Aim of the exercise: Which lines below contain "Tätigkeit"? Pull them out.

Records shown:
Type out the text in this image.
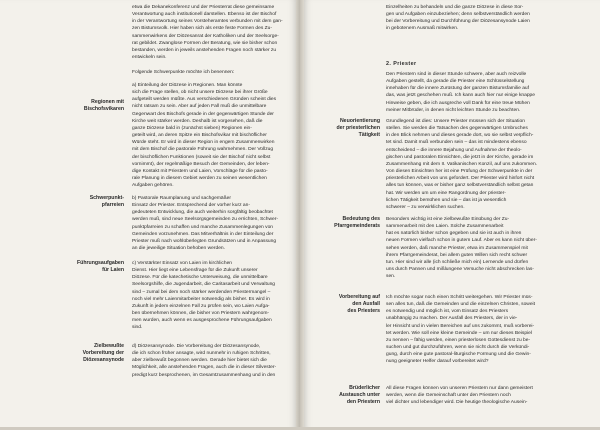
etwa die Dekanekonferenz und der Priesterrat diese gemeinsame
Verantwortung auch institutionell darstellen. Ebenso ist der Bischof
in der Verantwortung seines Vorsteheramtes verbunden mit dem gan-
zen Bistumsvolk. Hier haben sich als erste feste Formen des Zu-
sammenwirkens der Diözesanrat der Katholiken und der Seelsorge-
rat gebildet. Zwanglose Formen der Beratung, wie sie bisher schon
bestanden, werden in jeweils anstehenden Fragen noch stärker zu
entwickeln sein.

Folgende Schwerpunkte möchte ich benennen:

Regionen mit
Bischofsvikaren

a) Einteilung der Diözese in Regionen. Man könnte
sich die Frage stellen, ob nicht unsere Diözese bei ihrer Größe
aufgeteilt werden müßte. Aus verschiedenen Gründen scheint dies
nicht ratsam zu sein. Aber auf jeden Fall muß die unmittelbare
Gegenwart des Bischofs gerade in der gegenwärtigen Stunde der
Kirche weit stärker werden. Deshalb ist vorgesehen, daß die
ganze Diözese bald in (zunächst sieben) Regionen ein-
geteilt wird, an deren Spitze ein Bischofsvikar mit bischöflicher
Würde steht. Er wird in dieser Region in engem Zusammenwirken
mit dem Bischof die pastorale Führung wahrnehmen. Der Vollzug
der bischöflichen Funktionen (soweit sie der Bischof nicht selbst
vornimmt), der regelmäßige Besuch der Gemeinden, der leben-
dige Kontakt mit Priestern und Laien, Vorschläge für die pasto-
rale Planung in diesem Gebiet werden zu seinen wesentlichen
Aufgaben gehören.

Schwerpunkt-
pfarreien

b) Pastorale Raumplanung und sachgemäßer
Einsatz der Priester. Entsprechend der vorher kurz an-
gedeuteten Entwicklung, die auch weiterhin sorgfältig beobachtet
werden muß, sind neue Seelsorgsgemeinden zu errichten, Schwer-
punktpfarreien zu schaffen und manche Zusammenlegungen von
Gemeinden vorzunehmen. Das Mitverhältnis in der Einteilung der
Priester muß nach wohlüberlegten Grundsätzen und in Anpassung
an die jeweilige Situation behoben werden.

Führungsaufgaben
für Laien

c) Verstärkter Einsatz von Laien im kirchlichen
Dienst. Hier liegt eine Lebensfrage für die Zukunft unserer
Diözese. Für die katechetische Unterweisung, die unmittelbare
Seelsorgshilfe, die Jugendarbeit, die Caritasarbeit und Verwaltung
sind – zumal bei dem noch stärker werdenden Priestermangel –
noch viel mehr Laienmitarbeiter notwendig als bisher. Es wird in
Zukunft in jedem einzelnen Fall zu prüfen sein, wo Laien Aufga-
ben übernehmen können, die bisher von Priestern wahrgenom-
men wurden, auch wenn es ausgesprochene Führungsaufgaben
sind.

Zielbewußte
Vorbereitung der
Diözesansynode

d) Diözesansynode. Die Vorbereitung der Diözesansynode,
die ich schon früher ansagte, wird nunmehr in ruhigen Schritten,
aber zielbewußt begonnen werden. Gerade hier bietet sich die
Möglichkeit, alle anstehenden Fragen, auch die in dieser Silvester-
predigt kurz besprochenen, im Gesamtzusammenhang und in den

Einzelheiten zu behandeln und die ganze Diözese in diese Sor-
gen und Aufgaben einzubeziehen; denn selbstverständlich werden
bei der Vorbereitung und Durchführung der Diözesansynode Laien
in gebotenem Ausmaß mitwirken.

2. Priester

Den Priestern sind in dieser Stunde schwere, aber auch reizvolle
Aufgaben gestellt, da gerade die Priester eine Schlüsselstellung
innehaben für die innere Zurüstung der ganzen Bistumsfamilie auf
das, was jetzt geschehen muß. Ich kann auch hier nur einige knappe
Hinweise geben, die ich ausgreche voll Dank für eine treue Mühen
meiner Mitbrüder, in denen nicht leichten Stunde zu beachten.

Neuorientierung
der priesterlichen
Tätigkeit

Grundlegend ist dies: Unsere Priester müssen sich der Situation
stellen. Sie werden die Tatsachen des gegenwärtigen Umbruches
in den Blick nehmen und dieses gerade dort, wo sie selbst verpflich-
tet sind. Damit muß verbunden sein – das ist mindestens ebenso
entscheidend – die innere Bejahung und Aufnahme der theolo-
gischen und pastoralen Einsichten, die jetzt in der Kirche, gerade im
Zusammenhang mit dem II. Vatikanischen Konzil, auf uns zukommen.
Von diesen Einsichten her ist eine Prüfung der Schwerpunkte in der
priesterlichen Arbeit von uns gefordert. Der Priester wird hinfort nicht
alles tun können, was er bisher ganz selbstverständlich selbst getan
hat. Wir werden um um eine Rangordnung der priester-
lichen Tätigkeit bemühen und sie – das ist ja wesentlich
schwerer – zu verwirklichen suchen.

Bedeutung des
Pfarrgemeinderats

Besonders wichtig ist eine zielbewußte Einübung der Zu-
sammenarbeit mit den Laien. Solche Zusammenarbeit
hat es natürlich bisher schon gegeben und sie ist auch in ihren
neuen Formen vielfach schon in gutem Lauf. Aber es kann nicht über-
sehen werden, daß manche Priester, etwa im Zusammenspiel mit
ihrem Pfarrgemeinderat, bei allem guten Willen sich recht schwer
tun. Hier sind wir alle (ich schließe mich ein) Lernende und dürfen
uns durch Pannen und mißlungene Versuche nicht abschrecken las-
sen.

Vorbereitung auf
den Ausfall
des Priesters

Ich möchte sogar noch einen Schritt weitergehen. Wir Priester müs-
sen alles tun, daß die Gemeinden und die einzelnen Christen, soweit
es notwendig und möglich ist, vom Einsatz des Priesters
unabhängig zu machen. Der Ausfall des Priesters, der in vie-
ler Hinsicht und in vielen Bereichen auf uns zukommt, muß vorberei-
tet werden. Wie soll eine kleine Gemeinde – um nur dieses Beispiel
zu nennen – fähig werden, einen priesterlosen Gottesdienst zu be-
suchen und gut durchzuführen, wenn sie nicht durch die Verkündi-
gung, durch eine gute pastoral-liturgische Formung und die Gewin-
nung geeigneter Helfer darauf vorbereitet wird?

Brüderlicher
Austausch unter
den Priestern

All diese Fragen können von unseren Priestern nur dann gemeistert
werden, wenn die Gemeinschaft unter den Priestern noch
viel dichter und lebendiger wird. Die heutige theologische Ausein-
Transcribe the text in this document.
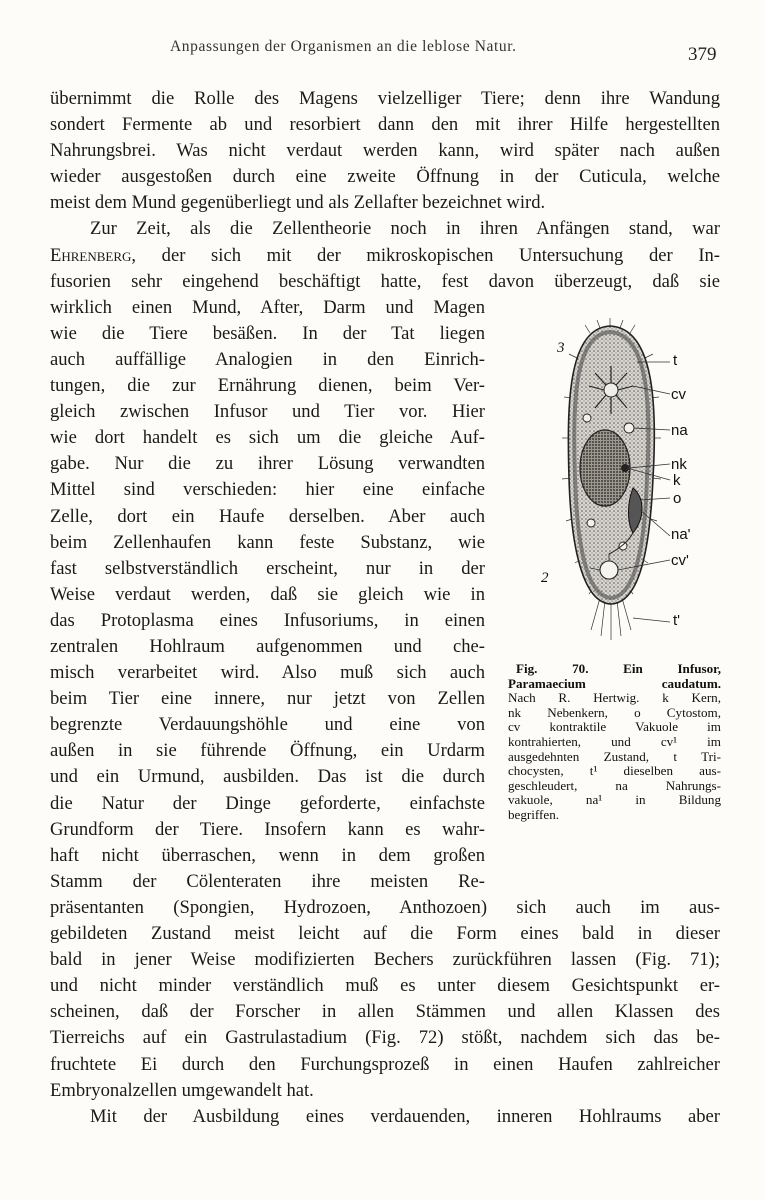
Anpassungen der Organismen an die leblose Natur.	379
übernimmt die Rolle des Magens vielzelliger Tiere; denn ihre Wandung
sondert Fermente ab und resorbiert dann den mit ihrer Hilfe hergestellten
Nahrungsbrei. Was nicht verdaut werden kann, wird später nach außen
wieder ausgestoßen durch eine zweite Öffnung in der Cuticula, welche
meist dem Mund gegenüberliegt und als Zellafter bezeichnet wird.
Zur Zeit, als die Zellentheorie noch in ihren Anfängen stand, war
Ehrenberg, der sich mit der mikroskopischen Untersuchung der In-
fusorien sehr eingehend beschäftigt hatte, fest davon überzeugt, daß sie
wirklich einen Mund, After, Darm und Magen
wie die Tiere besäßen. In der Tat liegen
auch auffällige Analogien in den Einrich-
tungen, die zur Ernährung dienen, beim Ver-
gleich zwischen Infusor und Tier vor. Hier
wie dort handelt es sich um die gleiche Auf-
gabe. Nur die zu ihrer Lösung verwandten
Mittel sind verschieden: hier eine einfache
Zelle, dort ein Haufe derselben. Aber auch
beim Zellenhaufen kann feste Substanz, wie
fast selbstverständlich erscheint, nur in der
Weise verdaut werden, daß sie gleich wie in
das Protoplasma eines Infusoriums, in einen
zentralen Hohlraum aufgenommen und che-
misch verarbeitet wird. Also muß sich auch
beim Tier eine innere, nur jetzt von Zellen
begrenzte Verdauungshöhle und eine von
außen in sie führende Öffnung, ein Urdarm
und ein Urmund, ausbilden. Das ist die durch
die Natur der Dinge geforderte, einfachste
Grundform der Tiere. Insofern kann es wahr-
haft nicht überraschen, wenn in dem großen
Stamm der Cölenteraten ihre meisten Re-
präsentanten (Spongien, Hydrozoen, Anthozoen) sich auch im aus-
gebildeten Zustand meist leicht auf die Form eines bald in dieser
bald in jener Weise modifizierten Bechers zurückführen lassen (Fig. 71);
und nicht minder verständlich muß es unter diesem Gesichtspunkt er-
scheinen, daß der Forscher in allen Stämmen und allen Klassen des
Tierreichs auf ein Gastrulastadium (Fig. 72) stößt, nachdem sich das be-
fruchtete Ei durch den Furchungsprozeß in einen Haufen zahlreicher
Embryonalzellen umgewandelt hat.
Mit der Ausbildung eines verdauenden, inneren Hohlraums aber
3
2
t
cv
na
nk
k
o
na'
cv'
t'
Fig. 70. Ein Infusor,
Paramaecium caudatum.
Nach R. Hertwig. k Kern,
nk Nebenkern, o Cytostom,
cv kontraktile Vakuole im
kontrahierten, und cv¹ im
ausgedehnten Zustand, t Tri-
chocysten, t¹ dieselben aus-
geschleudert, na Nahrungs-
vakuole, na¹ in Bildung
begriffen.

Written solution:
Tätigkeit
lichen Tätigkeit bemühen und sie – das ist ja wesentlich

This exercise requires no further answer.